> DATA EXTRACT:

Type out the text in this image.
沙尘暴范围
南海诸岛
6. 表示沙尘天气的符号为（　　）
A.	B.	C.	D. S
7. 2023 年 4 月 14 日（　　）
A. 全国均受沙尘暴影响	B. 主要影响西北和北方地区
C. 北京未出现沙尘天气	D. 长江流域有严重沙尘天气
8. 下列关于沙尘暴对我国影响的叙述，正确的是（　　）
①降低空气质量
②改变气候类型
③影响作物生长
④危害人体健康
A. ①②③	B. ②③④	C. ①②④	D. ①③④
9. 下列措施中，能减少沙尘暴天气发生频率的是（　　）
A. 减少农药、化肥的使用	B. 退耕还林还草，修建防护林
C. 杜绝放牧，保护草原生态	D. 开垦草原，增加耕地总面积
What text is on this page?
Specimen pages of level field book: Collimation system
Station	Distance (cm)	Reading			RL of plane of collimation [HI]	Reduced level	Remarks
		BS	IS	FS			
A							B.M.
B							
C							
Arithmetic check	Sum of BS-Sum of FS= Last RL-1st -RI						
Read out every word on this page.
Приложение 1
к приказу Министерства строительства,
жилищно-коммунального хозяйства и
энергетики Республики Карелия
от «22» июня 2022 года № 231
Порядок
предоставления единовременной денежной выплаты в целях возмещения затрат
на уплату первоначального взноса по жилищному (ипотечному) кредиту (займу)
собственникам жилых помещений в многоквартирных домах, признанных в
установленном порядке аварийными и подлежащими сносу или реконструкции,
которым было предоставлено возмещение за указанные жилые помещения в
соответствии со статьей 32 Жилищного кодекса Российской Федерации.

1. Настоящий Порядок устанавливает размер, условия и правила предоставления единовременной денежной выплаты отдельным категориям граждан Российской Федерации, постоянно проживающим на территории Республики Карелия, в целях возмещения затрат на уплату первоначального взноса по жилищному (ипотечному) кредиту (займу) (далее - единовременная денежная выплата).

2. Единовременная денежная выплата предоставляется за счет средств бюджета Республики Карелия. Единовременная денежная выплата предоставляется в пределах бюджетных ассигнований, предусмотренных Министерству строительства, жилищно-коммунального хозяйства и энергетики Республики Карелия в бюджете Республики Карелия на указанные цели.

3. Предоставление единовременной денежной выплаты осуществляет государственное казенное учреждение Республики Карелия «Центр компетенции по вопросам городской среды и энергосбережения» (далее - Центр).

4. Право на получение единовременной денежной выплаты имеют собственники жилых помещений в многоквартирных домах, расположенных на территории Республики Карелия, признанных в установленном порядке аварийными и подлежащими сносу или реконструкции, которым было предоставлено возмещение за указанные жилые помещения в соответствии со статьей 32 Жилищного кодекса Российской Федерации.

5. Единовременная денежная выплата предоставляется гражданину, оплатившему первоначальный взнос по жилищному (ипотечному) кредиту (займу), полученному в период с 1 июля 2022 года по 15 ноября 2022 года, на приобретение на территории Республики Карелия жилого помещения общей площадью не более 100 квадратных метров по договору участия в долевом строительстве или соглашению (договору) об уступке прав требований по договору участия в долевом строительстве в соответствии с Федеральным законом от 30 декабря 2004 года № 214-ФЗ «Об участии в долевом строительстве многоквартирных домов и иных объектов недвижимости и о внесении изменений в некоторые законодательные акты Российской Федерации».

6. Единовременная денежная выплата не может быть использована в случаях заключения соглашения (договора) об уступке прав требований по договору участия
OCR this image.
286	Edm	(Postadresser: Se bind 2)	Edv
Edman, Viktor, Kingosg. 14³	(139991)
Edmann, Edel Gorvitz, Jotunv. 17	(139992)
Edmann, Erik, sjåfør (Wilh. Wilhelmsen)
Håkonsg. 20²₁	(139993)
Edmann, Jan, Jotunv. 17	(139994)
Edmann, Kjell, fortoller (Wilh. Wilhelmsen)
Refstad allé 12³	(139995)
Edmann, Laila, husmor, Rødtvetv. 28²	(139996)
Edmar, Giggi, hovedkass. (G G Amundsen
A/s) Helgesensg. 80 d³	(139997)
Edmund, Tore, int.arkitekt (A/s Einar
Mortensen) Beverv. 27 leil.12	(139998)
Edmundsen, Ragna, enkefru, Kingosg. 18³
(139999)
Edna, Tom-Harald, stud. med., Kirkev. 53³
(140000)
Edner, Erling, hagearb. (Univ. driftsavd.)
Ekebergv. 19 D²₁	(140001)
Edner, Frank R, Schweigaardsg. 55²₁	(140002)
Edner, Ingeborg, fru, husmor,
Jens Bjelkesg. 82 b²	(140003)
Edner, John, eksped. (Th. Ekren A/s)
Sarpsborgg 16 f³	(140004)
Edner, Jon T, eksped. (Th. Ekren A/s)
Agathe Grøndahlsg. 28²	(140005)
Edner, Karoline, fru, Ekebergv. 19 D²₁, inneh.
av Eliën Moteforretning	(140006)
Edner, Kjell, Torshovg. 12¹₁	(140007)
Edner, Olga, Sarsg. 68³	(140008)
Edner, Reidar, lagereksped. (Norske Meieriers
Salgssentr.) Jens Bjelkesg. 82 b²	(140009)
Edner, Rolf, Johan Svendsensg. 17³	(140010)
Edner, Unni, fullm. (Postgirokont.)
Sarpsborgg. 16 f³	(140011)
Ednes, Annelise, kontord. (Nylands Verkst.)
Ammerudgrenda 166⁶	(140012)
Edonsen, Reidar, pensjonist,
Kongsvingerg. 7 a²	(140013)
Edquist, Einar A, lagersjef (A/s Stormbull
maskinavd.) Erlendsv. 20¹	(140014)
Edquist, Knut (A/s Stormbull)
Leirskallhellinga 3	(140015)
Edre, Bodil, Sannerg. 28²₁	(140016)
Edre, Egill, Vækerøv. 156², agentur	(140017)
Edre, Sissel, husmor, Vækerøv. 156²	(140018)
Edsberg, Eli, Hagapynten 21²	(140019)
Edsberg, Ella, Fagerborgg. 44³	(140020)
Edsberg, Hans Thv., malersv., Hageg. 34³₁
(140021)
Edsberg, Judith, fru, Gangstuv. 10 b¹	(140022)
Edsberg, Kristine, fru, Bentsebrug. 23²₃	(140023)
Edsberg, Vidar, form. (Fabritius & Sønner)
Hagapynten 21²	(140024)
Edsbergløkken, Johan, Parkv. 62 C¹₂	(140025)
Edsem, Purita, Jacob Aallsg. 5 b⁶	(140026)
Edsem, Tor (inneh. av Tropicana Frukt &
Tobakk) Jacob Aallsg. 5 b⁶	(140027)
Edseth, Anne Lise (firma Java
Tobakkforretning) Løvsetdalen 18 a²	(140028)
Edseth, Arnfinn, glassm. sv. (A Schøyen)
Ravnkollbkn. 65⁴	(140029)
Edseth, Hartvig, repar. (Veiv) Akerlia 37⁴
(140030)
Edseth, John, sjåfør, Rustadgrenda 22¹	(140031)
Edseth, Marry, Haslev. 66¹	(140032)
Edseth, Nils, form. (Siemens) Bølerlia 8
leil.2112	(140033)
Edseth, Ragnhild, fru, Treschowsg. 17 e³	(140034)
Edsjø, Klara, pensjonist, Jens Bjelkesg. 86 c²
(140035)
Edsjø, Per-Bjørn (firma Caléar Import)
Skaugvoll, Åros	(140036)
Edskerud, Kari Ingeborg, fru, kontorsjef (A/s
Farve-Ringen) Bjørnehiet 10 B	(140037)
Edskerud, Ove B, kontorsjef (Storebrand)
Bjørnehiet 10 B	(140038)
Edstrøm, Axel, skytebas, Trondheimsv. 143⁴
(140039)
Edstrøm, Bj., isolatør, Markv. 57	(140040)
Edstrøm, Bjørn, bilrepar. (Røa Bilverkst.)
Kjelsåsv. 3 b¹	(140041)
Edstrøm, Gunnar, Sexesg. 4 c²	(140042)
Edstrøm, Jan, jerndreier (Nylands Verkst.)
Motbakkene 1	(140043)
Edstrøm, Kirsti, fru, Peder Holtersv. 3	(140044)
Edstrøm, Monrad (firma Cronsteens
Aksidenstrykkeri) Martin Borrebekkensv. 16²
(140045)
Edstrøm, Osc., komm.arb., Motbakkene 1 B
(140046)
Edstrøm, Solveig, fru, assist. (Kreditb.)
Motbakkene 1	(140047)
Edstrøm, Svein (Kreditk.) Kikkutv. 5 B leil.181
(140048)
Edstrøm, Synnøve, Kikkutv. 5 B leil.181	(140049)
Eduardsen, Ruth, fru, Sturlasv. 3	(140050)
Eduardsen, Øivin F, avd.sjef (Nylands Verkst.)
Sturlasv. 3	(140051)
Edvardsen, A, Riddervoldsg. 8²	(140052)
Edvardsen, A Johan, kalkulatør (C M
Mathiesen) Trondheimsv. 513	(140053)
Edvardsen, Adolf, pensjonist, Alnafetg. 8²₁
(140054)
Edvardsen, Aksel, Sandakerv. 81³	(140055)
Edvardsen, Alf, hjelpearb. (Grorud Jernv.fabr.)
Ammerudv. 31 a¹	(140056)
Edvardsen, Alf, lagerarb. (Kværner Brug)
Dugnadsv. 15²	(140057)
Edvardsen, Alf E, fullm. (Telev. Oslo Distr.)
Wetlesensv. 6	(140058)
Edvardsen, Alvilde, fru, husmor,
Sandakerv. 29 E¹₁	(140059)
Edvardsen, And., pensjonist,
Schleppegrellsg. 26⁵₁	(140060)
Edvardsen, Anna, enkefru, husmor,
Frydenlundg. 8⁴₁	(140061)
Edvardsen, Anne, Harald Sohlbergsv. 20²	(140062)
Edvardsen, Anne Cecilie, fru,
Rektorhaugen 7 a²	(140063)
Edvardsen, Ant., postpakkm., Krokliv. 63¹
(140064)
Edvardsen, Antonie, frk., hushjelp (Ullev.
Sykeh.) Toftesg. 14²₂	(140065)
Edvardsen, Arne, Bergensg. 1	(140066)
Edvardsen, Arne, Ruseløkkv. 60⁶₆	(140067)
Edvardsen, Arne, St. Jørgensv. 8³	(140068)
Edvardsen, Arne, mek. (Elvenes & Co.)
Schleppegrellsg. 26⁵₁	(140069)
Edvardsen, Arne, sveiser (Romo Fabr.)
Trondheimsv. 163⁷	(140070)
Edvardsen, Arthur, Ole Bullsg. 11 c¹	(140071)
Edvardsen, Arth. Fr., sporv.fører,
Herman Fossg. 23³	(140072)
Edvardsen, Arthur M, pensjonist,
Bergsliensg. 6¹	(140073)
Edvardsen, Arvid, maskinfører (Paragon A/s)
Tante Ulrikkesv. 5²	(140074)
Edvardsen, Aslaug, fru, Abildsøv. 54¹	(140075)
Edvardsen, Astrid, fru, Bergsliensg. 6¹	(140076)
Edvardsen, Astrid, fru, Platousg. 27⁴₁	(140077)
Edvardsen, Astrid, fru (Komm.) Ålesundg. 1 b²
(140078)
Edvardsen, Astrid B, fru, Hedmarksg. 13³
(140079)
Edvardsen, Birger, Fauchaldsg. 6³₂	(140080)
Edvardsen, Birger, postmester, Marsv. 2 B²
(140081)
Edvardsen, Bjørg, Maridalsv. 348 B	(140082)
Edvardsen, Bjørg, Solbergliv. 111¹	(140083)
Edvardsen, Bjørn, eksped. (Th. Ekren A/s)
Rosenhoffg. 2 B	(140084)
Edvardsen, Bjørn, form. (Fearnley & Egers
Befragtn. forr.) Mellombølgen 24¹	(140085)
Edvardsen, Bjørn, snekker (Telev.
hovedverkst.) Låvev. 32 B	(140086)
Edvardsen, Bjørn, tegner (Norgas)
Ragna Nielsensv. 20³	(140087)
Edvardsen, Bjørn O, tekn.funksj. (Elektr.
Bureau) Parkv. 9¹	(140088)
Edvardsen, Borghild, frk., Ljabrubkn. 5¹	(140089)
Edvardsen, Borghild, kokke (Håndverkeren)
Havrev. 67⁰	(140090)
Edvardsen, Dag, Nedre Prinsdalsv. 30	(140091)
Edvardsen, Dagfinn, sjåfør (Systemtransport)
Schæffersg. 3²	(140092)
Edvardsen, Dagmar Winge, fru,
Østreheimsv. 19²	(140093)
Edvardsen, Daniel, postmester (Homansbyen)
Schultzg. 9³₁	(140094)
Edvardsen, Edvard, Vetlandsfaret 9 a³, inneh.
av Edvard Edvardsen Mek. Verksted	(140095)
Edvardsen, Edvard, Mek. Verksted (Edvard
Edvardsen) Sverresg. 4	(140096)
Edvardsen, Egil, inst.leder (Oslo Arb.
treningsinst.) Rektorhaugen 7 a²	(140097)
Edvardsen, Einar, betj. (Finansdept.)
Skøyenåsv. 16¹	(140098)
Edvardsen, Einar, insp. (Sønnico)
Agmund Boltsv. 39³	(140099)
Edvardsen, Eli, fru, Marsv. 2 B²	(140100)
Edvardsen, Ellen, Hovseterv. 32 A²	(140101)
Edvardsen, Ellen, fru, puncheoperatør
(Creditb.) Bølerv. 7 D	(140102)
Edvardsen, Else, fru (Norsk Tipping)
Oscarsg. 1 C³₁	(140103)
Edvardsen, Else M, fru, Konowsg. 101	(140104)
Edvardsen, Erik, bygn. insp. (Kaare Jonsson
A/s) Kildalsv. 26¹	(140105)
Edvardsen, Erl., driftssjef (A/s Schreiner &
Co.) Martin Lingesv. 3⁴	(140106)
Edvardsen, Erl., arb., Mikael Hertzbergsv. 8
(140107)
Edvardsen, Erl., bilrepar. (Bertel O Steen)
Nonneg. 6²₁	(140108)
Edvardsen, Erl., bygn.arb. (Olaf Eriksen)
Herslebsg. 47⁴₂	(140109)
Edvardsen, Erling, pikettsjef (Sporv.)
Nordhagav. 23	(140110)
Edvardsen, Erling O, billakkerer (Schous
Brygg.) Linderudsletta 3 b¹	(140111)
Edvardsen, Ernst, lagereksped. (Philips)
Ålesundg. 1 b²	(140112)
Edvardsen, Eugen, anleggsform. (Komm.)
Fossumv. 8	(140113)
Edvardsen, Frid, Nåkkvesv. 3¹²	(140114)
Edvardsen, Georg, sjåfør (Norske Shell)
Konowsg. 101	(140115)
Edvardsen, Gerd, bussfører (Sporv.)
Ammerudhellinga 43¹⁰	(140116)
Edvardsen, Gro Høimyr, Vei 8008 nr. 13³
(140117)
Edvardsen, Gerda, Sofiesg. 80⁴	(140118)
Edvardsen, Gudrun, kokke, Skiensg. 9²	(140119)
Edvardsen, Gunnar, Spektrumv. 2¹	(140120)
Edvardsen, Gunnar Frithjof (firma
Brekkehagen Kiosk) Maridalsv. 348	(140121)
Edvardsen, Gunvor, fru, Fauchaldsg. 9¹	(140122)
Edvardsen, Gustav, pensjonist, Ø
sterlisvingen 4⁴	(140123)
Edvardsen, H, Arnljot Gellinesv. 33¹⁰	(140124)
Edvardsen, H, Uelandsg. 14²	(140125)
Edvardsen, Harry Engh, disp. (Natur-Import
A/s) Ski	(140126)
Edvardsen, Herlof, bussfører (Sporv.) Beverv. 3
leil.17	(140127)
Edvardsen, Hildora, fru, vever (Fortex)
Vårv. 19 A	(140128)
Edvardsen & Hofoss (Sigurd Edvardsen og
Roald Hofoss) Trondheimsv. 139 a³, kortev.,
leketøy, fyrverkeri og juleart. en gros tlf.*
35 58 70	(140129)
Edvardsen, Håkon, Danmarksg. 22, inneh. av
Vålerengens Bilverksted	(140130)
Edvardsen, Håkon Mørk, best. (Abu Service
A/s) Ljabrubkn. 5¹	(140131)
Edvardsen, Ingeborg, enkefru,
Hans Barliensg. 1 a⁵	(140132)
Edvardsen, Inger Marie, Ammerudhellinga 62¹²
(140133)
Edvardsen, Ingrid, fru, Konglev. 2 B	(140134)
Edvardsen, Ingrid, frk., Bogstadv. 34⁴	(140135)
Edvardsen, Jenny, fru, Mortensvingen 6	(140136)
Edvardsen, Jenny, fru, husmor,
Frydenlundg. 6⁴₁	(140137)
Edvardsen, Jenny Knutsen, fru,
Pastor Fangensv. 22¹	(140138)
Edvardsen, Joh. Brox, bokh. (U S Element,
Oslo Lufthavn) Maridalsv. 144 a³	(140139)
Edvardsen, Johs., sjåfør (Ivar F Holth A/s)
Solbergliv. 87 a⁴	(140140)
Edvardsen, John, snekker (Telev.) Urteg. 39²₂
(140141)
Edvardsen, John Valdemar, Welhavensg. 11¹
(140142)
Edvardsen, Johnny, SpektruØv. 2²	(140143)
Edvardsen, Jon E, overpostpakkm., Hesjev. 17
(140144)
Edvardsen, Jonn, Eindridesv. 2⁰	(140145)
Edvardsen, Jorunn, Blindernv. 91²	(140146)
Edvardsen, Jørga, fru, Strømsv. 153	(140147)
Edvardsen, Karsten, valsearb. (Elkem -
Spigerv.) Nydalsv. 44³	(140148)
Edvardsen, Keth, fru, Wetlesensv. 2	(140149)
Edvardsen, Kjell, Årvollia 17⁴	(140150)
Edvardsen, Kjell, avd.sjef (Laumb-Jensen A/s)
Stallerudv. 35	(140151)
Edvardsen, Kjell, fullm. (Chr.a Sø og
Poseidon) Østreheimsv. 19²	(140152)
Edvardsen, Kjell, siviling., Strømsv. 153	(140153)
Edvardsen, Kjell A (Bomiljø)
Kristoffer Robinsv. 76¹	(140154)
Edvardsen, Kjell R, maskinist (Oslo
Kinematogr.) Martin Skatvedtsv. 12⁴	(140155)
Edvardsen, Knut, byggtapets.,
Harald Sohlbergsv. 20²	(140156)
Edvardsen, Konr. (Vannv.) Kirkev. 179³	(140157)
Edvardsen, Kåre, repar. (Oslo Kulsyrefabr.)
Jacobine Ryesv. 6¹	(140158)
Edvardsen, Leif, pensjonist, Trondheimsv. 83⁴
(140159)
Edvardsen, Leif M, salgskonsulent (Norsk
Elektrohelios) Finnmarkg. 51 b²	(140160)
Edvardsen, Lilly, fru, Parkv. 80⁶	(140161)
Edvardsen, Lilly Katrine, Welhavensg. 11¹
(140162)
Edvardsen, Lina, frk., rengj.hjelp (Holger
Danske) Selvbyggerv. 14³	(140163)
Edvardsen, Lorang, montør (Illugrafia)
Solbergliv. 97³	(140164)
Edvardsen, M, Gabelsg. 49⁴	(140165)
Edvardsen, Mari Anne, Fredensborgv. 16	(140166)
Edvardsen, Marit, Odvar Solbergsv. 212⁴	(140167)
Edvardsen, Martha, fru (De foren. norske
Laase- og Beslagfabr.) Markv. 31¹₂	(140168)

> REQUIREMENTS: Select and copy every line of the material that holds the string "image".

> EXERCISE RESPONSE:
Type out the text in this image.
OCR this image.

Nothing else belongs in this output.